• WHAT IS NEEDED
Copy every line of the records below that holds the word "this".

(Recorded data)
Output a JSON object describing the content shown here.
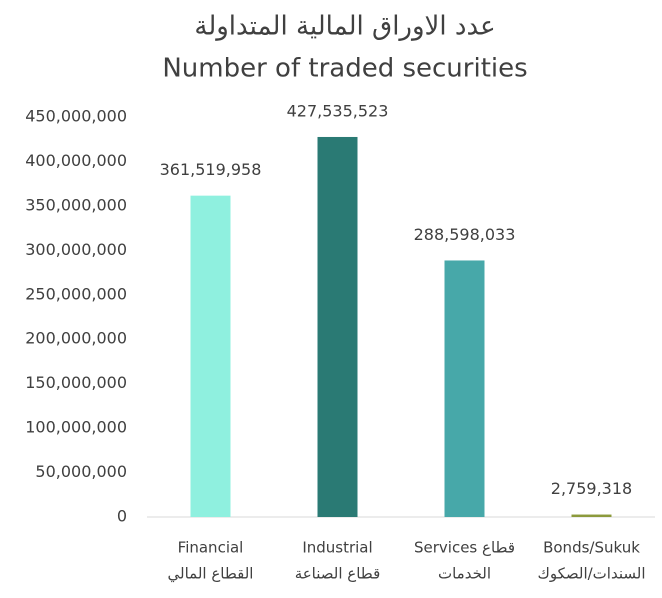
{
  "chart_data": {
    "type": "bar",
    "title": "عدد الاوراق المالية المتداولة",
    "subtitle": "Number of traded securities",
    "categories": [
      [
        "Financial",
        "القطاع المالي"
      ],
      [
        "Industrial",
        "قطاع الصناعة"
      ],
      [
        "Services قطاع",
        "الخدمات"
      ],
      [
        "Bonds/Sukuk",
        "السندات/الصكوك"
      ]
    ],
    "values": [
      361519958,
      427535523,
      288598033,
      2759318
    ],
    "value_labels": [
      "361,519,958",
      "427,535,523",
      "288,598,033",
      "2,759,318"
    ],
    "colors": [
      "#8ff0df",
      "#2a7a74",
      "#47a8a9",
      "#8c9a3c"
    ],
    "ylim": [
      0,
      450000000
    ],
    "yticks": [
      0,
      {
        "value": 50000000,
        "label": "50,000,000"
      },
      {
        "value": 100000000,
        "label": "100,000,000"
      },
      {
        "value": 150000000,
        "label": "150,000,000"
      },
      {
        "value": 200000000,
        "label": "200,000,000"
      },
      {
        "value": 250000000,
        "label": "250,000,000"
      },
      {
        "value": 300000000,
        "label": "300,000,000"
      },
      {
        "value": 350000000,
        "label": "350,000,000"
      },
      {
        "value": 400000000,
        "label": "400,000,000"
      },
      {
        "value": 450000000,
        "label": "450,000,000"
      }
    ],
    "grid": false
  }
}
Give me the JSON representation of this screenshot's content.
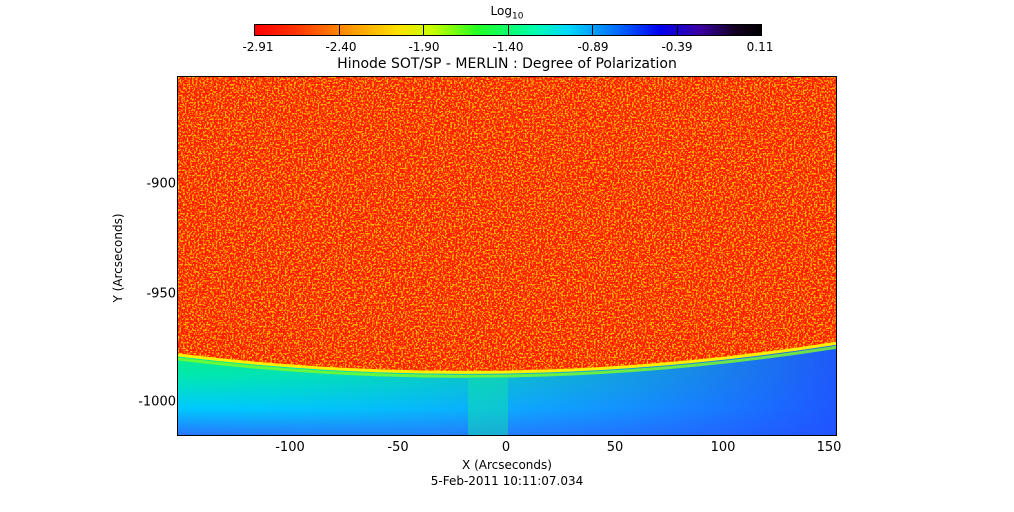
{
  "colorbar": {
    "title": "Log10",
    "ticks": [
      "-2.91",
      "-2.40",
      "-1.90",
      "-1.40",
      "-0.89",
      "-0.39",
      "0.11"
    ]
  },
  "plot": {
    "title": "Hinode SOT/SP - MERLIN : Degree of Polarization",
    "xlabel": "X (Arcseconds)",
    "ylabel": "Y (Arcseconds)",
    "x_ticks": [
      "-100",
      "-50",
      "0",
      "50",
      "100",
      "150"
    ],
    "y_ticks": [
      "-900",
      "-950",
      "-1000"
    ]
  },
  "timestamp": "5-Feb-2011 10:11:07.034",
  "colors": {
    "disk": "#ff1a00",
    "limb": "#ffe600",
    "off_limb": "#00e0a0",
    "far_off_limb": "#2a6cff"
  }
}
---
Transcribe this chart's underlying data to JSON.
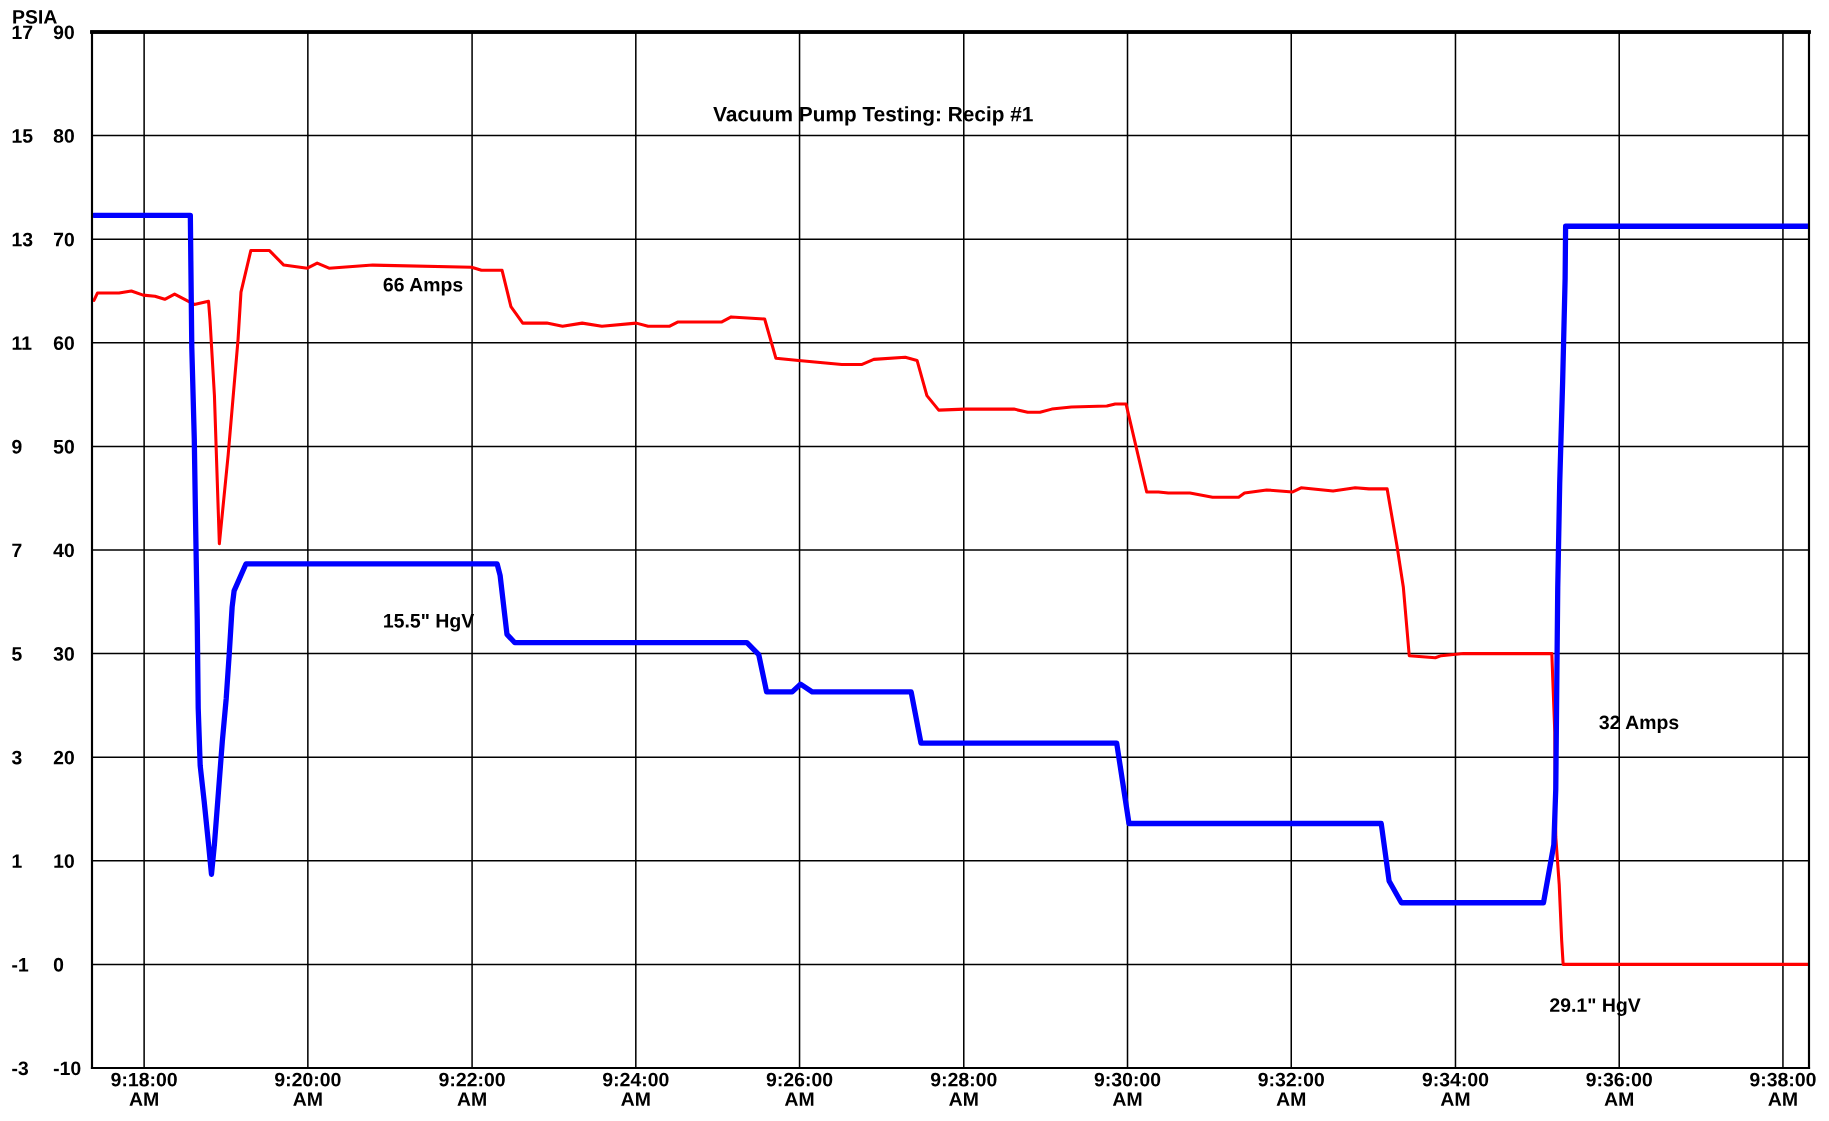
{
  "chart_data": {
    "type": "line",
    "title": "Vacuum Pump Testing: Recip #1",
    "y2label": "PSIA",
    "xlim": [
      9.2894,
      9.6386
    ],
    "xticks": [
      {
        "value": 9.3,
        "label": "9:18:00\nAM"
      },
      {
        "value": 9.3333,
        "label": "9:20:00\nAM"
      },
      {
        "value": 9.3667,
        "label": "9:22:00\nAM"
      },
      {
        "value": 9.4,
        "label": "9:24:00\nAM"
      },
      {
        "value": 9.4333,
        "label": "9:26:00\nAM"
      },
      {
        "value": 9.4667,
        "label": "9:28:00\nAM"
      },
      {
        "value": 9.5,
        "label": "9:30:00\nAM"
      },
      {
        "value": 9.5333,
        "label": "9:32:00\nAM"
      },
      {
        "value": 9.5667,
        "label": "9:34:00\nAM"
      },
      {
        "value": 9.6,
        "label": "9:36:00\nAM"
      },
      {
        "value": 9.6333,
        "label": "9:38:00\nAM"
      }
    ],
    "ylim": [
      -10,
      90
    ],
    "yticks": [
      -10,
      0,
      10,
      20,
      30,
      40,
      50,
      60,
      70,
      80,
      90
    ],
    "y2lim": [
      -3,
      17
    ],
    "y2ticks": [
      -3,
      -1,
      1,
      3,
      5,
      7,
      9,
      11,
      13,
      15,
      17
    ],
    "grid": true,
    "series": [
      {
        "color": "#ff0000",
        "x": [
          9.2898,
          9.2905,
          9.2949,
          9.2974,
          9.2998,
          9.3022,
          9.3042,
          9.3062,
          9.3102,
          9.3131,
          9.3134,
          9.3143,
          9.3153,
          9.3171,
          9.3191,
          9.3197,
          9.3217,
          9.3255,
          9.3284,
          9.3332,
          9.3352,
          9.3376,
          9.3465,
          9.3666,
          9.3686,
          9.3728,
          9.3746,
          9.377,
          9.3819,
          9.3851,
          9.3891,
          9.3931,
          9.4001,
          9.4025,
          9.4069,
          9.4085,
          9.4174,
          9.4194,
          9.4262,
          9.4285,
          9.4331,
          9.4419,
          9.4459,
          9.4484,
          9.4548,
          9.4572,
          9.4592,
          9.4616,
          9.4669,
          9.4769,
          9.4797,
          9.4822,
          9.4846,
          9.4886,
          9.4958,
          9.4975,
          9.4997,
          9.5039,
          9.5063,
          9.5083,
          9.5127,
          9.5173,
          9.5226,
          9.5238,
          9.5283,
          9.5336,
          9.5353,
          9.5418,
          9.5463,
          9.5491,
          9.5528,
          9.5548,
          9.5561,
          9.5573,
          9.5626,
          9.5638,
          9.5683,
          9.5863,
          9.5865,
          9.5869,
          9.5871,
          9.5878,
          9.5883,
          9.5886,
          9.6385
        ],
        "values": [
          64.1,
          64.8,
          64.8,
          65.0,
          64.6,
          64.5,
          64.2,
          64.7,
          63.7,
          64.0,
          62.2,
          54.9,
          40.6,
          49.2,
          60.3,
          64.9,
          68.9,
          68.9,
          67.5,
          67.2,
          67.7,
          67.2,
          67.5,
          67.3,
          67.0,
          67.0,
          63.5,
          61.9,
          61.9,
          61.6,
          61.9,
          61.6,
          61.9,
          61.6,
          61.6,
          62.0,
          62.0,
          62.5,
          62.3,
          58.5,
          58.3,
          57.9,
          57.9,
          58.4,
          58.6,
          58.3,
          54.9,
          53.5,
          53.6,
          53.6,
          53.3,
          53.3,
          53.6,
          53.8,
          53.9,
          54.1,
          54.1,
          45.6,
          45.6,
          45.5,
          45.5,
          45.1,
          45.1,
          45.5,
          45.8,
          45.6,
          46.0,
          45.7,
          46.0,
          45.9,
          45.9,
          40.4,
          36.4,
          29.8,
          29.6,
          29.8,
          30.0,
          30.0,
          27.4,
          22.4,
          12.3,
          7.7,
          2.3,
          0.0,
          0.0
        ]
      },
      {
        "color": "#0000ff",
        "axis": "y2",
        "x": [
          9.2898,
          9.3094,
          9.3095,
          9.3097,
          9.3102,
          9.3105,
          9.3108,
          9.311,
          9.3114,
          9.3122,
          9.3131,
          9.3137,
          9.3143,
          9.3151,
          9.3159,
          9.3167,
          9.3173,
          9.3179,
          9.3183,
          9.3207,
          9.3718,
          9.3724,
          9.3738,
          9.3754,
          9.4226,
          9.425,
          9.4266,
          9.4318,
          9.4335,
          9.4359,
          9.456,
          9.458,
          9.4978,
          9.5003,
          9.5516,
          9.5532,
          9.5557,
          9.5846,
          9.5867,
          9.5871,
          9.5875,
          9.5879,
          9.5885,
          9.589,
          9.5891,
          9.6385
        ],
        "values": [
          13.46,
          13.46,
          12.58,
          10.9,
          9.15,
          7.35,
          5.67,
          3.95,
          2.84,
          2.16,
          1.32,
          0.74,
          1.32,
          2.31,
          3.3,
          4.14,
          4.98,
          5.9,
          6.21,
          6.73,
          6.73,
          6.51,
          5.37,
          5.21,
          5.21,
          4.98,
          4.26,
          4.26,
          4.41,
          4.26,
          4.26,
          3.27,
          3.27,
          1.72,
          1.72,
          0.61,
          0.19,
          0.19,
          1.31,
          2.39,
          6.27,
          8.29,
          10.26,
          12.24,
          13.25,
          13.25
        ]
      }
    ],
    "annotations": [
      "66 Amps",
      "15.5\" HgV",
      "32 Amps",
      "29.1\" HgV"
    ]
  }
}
...
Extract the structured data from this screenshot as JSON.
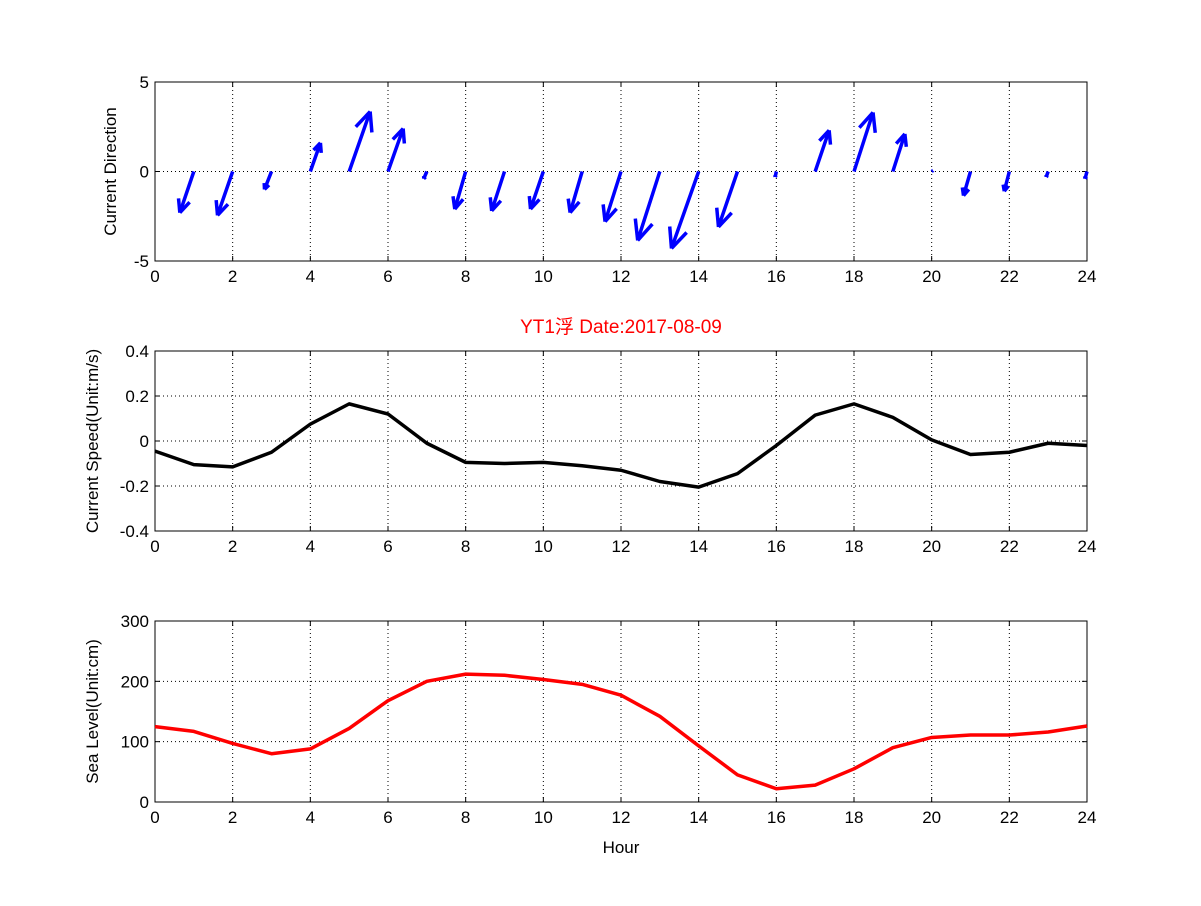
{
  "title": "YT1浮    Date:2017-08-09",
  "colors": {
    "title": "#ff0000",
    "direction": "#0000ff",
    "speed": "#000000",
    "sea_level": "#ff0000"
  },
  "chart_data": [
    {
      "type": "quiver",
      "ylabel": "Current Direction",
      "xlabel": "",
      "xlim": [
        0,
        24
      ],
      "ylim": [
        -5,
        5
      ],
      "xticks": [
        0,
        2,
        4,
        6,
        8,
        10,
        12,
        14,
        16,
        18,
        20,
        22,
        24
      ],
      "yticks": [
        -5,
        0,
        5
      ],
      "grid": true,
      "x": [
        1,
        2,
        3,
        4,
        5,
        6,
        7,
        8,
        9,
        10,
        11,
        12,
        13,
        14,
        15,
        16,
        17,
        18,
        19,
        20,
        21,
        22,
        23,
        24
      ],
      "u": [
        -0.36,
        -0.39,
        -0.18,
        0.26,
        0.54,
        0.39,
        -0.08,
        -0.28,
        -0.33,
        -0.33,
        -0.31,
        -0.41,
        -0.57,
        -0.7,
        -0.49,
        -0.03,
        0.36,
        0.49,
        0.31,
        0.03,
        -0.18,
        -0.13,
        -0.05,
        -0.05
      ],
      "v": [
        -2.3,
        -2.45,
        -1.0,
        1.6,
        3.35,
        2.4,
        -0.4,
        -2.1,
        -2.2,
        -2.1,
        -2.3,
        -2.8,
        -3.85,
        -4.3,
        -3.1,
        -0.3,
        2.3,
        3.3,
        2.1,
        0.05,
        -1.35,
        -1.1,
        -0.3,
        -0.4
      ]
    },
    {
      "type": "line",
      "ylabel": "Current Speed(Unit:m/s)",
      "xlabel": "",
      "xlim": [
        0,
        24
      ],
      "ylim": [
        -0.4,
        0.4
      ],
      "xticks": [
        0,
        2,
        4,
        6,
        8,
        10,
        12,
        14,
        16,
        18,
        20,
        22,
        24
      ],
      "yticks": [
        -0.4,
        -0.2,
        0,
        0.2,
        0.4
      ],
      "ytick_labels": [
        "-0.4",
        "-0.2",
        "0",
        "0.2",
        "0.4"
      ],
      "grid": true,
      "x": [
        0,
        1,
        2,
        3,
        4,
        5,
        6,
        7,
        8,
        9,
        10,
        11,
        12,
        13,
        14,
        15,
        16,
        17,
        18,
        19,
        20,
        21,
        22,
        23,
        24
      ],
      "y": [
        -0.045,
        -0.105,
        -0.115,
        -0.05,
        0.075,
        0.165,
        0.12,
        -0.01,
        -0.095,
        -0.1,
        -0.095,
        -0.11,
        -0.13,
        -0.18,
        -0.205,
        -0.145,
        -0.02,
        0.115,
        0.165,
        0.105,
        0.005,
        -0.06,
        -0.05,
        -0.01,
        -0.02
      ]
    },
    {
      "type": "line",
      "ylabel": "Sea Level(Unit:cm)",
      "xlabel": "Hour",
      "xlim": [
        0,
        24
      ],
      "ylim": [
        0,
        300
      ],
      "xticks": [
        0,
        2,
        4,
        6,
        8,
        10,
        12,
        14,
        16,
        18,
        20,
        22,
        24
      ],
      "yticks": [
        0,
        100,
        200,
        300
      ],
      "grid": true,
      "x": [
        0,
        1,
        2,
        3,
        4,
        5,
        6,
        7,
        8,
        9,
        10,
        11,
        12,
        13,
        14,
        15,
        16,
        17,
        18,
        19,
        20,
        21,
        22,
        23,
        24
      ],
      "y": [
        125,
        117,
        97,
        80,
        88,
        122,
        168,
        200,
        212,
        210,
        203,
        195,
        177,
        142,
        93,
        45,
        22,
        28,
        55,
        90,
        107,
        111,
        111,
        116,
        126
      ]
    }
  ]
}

• TASK RESPONSE
Give me the JSON representation of this screenshot's content.
Transcribe this chart's underlying data to JSON.
Extract the structured data from this screenshot as JSON.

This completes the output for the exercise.